Data in this exercise start

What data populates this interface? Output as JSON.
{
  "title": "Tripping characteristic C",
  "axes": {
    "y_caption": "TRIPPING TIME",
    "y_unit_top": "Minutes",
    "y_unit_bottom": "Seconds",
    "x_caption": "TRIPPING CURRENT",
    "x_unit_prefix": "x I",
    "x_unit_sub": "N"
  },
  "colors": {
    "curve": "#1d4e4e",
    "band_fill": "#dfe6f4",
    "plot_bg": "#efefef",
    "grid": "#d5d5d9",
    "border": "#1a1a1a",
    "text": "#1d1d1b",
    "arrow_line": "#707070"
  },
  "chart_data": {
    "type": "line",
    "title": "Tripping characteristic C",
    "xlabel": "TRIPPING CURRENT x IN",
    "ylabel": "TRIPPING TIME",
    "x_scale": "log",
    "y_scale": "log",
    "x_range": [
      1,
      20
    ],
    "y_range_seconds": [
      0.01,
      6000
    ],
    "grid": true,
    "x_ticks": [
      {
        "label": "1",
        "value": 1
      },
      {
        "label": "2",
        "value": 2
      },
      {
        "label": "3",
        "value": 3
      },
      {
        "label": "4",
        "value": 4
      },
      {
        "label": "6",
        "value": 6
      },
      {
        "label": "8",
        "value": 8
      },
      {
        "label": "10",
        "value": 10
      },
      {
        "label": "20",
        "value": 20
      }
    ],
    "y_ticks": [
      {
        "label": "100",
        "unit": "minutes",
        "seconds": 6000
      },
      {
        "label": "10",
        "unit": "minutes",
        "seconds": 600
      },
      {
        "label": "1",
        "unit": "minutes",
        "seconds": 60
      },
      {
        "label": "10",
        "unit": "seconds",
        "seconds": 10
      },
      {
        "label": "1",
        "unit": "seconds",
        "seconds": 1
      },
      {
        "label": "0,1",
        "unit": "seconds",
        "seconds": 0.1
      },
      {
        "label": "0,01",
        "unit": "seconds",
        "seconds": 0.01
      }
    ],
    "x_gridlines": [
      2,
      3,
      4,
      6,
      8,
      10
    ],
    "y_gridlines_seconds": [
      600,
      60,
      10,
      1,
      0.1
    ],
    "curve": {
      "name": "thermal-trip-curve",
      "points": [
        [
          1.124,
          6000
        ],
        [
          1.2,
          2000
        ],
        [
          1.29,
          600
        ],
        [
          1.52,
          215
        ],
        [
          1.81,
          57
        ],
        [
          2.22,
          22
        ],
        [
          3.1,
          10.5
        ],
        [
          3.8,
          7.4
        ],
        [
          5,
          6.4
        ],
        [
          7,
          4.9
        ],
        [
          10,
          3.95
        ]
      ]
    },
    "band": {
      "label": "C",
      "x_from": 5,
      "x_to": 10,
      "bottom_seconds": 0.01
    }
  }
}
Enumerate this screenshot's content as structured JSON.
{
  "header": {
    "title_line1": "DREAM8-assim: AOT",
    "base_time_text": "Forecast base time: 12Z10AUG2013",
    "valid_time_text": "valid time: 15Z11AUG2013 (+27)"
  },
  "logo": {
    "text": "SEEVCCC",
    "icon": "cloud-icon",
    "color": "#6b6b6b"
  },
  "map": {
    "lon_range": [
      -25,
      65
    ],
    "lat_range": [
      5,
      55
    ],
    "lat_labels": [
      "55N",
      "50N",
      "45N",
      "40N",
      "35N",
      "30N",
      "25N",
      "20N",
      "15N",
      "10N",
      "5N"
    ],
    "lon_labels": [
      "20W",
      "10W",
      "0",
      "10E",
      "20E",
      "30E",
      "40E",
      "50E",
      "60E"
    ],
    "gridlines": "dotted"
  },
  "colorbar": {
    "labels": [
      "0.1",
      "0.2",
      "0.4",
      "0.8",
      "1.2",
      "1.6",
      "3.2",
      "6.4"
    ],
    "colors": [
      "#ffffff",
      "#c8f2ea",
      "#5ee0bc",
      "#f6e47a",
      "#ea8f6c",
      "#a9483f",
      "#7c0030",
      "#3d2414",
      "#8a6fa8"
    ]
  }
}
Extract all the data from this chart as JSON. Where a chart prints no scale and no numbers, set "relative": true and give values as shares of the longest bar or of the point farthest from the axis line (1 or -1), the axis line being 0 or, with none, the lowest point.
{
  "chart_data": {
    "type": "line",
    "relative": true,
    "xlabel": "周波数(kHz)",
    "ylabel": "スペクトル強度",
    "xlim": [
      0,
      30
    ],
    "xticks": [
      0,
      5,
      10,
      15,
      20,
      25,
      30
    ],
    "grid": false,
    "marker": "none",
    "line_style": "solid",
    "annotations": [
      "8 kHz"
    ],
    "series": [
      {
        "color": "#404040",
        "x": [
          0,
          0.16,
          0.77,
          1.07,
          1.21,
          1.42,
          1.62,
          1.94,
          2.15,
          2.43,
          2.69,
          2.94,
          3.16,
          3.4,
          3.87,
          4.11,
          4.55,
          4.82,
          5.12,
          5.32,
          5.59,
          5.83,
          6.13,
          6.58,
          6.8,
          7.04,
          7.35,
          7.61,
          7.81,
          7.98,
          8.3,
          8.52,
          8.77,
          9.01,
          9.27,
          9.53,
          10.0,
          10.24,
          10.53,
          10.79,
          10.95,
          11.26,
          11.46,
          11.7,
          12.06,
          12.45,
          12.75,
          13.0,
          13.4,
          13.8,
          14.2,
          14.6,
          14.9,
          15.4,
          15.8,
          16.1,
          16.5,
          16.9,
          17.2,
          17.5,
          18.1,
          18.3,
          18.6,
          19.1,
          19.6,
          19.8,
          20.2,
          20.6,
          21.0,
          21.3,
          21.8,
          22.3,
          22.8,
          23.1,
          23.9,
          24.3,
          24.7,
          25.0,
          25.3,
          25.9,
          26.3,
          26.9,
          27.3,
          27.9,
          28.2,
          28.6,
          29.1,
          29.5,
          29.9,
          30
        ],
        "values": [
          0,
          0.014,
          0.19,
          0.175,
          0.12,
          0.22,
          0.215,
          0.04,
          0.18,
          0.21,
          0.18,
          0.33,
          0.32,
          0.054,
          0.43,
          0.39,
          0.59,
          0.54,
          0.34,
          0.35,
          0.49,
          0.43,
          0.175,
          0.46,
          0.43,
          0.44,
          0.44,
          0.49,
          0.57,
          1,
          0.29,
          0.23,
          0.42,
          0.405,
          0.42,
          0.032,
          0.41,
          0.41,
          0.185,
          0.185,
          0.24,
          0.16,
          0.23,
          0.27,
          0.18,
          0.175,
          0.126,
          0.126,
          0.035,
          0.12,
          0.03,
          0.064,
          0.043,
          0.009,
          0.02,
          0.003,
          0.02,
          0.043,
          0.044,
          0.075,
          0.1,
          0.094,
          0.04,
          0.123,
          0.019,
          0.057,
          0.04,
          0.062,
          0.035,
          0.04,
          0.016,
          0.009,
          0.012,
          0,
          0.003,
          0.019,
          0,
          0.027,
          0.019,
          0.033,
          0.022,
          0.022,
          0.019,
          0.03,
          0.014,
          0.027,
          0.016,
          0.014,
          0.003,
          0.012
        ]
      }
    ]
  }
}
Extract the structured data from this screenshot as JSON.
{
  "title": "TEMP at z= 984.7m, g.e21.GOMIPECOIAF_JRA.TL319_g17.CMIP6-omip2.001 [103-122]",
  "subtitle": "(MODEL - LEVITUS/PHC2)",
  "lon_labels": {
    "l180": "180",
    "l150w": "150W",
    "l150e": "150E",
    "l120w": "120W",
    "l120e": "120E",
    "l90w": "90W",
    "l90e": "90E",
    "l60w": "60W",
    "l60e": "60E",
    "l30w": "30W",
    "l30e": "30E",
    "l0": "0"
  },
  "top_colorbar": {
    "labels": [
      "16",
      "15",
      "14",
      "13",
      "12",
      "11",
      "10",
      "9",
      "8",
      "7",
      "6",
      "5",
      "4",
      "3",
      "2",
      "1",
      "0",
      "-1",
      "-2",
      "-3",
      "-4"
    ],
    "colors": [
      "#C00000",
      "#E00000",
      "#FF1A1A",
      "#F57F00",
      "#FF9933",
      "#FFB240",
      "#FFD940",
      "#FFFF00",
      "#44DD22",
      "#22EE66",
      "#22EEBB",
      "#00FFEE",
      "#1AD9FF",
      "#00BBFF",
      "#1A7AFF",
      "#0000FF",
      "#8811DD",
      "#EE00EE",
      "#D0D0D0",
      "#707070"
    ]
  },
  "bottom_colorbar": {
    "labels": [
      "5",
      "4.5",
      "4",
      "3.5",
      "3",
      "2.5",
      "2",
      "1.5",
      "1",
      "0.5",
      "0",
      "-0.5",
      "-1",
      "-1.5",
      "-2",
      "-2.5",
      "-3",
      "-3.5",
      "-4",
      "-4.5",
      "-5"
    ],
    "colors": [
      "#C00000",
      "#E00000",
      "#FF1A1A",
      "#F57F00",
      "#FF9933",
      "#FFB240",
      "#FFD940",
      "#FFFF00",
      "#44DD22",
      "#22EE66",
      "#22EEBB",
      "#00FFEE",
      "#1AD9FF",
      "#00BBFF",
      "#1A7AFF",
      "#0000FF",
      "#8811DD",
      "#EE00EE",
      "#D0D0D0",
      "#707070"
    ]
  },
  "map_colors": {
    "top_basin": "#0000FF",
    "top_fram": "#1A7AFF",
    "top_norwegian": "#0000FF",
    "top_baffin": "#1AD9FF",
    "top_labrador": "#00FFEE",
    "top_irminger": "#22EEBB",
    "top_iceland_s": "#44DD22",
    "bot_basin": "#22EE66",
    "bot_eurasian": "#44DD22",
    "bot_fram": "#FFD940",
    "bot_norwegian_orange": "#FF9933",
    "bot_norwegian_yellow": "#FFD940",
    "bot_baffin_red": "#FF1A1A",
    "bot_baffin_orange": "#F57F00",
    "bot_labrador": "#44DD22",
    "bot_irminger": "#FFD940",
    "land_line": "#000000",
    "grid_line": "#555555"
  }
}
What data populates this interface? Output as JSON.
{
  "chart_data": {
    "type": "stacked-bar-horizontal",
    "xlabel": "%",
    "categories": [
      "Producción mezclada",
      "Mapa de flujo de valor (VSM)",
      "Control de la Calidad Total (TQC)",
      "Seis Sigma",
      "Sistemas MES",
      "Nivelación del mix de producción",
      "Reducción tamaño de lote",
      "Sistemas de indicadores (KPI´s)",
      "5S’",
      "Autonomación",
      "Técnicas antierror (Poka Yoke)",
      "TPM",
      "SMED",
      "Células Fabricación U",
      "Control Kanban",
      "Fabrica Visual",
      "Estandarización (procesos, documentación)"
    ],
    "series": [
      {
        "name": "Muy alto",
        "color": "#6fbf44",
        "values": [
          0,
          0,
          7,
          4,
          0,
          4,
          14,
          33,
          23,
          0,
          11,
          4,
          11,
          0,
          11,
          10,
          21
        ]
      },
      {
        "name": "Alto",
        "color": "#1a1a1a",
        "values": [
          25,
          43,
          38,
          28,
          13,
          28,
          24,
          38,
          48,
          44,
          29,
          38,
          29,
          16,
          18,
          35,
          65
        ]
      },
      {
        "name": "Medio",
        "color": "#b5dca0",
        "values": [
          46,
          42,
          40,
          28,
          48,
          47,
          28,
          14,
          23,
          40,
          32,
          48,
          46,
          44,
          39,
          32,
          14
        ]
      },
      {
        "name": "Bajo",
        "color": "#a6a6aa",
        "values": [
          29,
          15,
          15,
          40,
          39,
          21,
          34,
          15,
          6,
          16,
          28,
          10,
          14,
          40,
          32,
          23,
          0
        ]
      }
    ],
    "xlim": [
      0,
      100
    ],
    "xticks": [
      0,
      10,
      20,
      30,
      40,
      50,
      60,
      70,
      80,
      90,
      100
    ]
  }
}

Data in this exercise end

Copy each line that contains the word "Extract".

### [Correct response]
Extract all the data from this chart as JSON. Where a chart prints no scale and no numbers, set "relative": true and give values as shares of the longest bar or of the point farthest from the axis line (1 or -1), the axis line being 0 or, with none, the lowest point.
Extract the structured data from this screenshot as JSON.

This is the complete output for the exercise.